# [STATED EXERCISE]
Rewrite the items below, replacing "bbox" with "bounding box" and keeping every other word the same.

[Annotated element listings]
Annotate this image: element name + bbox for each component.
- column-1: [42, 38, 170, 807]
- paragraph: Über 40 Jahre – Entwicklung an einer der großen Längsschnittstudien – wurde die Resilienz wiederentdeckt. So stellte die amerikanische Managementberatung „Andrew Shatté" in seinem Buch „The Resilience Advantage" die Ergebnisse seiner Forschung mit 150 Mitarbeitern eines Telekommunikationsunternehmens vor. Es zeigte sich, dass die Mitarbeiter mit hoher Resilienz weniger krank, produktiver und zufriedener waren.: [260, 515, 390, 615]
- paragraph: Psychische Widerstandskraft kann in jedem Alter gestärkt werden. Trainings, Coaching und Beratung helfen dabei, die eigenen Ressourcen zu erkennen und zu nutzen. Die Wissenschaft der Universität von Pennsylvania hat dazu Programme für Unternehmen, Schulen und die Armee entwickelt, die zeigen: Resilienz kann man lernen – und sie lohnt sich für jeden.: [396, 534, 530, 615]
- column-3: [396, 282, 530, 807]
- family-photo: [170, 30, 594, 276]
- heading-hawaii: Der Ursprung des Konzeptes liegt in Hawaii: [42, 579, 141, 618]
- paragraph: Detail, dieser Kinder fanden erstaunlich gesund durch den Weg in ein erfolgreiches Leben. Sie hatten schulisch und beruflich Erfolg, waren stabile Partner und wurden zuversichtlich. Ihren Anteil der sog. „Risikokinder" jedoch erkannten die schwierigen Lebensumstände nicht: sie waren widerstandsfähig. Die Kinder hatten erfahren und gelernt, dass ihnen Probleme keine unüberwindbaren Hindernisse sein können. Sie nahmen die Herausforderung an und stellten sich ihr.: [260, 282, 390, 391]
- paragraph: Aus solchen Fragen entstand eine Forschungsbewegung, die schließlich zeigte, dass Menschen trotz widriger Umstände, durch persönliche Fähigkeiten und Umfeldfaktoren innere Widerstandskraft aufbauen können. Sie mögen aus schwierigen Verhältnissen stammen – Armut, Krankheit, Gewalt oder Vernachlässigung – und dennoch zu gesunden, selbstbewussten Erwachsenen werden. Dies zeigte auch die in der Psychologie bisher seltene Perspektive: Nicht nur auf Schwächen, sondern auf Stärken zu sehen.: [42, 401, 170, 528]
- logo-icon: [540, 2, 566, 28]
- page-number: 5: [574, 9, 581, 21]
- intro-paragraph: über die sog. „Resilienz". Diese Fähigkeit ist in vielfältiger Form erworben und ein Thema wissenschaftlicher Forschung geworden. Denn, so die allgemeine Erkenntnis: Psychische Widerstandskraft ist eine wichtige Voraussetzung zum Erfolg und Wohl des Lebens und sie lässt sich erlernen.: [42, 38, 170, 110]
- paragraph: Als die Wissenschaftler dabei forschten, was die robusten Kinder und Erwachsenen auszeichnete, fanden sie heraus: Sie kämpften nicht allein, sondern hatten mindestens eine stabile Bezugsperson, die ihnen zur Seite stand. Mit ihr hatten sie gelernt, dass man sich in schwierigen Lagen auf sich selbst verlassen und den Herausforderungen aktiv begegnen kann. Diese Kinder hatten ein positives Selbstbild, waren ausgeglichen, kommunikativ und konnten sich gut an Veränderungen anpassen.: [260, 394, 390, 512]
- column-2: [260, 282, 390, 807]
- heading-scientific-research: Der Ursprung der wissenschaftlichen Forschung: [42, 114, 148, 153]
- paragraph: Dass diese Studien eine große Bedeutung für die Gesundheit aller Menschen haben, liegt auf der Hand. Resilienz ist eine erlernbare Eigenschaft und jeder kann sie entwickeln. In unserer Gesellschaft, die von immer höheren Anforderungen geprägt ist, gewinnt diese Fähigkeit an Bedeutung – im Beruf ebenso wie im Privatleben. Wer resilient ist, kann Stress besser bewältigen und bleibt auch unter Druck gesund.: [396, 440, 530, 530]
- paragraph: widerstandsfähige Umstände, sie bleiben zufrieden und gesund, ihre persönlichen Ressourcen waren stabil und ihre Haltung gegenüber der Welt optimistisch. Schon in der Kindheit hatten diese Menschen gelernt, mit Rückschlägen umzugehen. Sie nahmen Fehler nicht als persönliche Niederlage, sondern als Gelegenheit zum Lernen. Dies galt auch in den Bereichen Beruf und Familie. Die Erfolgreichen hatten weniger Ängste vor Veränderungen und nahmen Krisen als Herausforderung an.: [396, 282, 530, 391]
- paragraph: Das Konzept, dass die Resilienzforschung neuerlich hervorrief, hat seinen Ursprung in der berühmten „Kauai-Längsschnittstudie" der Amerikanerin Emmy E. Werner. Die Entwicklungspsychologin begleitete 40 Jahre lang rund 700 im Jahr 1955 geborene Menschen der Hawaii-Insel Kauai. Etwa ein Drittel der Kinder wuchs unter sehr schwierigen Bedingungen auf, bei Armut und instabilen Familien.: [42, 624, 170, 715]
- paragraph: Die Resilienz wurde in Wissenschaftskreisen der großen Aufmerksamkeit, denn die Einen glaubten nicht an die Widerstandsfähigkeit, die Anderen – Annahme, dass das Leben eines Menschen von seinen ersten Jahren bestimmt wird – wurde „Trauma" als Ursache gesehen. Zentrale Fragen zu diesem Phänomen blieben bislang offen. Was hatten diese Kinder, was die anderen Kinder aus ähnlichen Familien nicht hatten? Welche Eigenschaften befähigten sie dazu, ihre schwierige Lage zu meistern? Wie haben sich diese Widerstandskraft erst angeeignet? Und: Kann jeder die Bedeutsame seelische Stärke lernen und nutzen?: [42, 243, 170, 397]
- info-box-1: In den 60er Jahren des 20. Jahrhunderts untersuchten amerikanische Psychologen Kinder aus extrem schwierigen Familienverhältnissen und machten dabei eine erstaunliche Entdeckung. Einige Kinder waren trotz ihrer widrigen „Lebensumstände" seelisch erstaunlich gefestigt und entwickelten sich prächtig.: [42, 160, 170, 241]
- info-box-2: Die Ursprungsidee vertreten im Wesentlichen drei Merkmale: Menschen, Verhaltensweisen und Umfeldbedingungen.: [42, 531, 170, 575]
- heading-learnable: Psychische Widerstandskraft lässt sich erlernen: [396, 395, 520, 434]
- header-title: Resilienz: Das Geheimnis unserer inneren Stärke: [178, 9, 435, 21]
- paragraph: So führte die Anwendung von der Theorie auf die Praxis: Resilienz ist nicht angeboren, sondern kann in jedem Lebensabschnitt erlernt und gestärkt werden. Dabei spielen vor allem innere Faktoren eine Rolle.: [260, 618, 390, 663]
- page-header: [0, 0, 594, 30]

# [WRITTEN ANSWER]
Annotate this image: element name + bounding box for each component.
- column-1: [42, 38, 170, 807]
- paragraph: Über 40 Jahre – Entwicklung an einer der großen Längsschnittstudien – wurde die Resilienz wiederentdeckt. So stellte die amerikanische Managementberatung „Andrew Shatté" in seinem Buch „The Resilience Advantage" die Ergebnisse seiner Forschung mit 150 Mitarbeitern eines Telekommunikationsunternehmens vor. Es zeigte sich, dass die Mitarbeiter mit hoher Resilienz weniger krank, produktiver und zufriedener waren.: [260, 515, 390, 615]
- paragraph: Psychische Widerstandskraft kann in jedem Alter gestärkt werden. Trainings, Coaching und Beratung helfen dabei, die eigenen Ressourcen zu erkennen und zu nutzen. Die Wissenschaft der Universität von Pennsylvania hat dazu Programme für Unternehmen, Schulen und die Armee entwickelt, die zeigen: Resilienz kann man lernen – und sie lohnt sich für jeden.: [396, 534, 530, 615]
- column-3: [396, 282, 530, 807]
- family-photo: [170, 30, 594, 276]
- heading-hawaii: Der Ursprung des Konzeptes liegt in Hawaii: [42, 579, 141, 618]
- paragraph: Detail, dieser Kinder fanden erstaunlich gesund durch den Weg in ein erfolgreiches Leben. Sie hatten schulisch und beruflich Erfolg, waren stabile Partner und wurden zuversichtlich. Ihren Anteil der sog. „Risikokinder" jedoch erkannten die schwierigen Lebensumstände nicht: sie waren widerstandsfähig. Die Kinder hatten erfahren und gelernt, dass ihnen Probleme keine unüberwindbaren Hindernisse sein können. Sie nahmen die Herausforderung an und stellten sich ihr.: [260, 282, 390, 391]
- paragraph: Aus solchen Fragen entstand eine Forschungsbewegung, die schließlich zeigte, dass Menschen trotz widriger Umstände, durch persönliche Fähigkeiten und Umfeldfaktoren innere Widerstandskraft aufbauen können. Sie mögen aus schwierigen Verhältnissen stammen – Armut, Krankheit, Gewalt oder Vernachlässigung – und dennoch zu gesunden, selbstbewussten Erwachsenen werden. Dies zeigte auch die in der Psychologie bisher seltene Perspektive: Nicht nur auf Schwächen, sondern auf Stärken zu sehen.: [42, 401, 170, 528]
- logo-icon: [540, 2, 566, 28]
- page-number: 5: [574, 9, 581, 21]
- intro-paragraph: über die sog. „Resilienz". Diese Fähigkeit ist in vielfältiger Form erworben und ein Thema wissenschaftlicher Forschung geworden. Denn, so die allgemeine Erkenntnis: Psychische Widerstandskraft ist eine wichtige Voraussetzung zum Erfolg und Wohl des Lebens und sie lässt sich erlernen.: [42, 38, 170, 110]
- paragraph: Als die Wissenschaftler dabei forschten, was die robusten Kinder und Erwachsenen auszeichnete, fanden sie heraus: Sie kämpften nicht allein, sondern hatten mindestens eine stabile Bezugsperson, die ihnen zur Seite stand. Mit ihr hatten sie gelernt, dass man sich in schwierigen Lagen auf sich selbst verlassen und den Herausforderungen aktiv begegnen kann. Diese Kinder hatten ein positives Selbstbild, waren ausgeglichen, kommunikativ und konnten sich gut an Veränderungen anpassen.: [260, 394, 390, 512]
- column-2: [260, 282, 390, 807]
- heading-scientific-research: Der Ursprung der wissenschaftlichen Forschung: [42, 114, 148, 153]
- paragraph: Dass diese Studien eine große Bedeutung für die Gesundheit aller Menschen haben, liegt auf der Hand. Resilienz ist eine erlernbare Eigenschaft und jeder kann sie entwickeln. In unserer Gesellschaft, die von immer höheren Anforderungen geprägt ist, gewinnt diese Fähigkeit an Bedeutung – im Beruf ebenso wie im Privatleben. Wer resilient ist, kann Stress besser bewältigen und bleibt auch unter Druck gesund.: [396, 440, 530, 530]
- paragraph: widerstandsfähige Umstände, sie bleiben zufrieden und gesund, ihre persönlichen Ressourcen waren stabil und ihre Haltung gegenüber der Welt optimistisch. Schon in der Kindheit hatten diese Menschen gelernt, mit Rückschlägen umzugehen. Sie nahmen Fehler nicht als persönliche Niederlage, sondern als Gelegenheit zum Lernen. Dies galt auch in den Bereichen Beruf und Familie. Die Erfolgreichen hatten weniger Ängste vor Veränderungen und nahmen Krisen als Herausforderung an.: [396, 282, 530, 391]
- paragraph: Das Konzept, dass die Resilienzforschung neuerlich hervorrief, hat seinen Ursprung in der berühmten „Kauai-Längsschnittstudie" der Amerikanerin Emmy E. Werner. Die Entwicklungspsychologin begleitete 40 Jahre lang rund 700 im Jahr 1955 geborene Menschen der Hawaii-Insel Kauai. Etwa ein Drittel der Kinder wuchs unter sehr schwierigen Bedingungen auf, bei Armut und instabilen Familien.: [42, 624, 170, 715]
- paragraph: Die Resilienz wurde in Wissenschaftskreisen der großen Aufmerksamkeit, denn die Einen glaubten nicht an die Widerstandsfähigkeit, die Anderen – Annahme, dass das Leben eines Menschen von seinen ersten Jahren bestimmt wird – wurde „Trauma" als Ursache gesehen. Zentrale Fragen zu diesem Phänomen blieben bislang offen. Was hatten diese Kinder, was die anderen Kinder aus ähnlichen Familien nicht hatten? Welche Eigenschaften befähigten sie dazu, ihre schwierige Lage zu meistern? Wie haben sich diese Widerstandskraft erst angeeignet? Und: Kann jeder die Bedeutsame seelische Stärke lernen und nutzen?: [42, 243, 170, 397]
- info-box-1: In den 60er Jahren des 20. Jahrhunderts untersuchten amerikanische Psychologen Kinder aus extrem schwierigen Familienverhältnissen und machten dabei eine erstaunliche Entdeckung. Einige Kinder waren trotz ihrer widrigen „Lebensumstände" seelisch erstaunlich gefestigt und entwickelten sich prächtig.: [42, 160, 170, 241]
- info-box-2: Die Ursprungsidee vertreten im Wesentlichen drei Merkmale: Menschen, Verhaltensweisen und Umfeldbedingungen.: [42, 531, 170, 575]
- heading-learnable: Psychische Widerstandskraft lässt sich erlernen: [396, 395, 520, 434]
- header-title: Resilienz: Das Geheimnis unserer inneren Stärke: [178, 9, 435, 21]
- paragraph: So führte die Anwendung von der Theorie auf die Praxis: Resilienz ist nicht angeboren, sondern kann in jedem Lebensabschnitt erlernt und gestärkt werden. Dabei spielen vor allem innere Faktoren eine Rolle.: [260, 618, 390, 663]
- page-header: [0, 0, 594, 30]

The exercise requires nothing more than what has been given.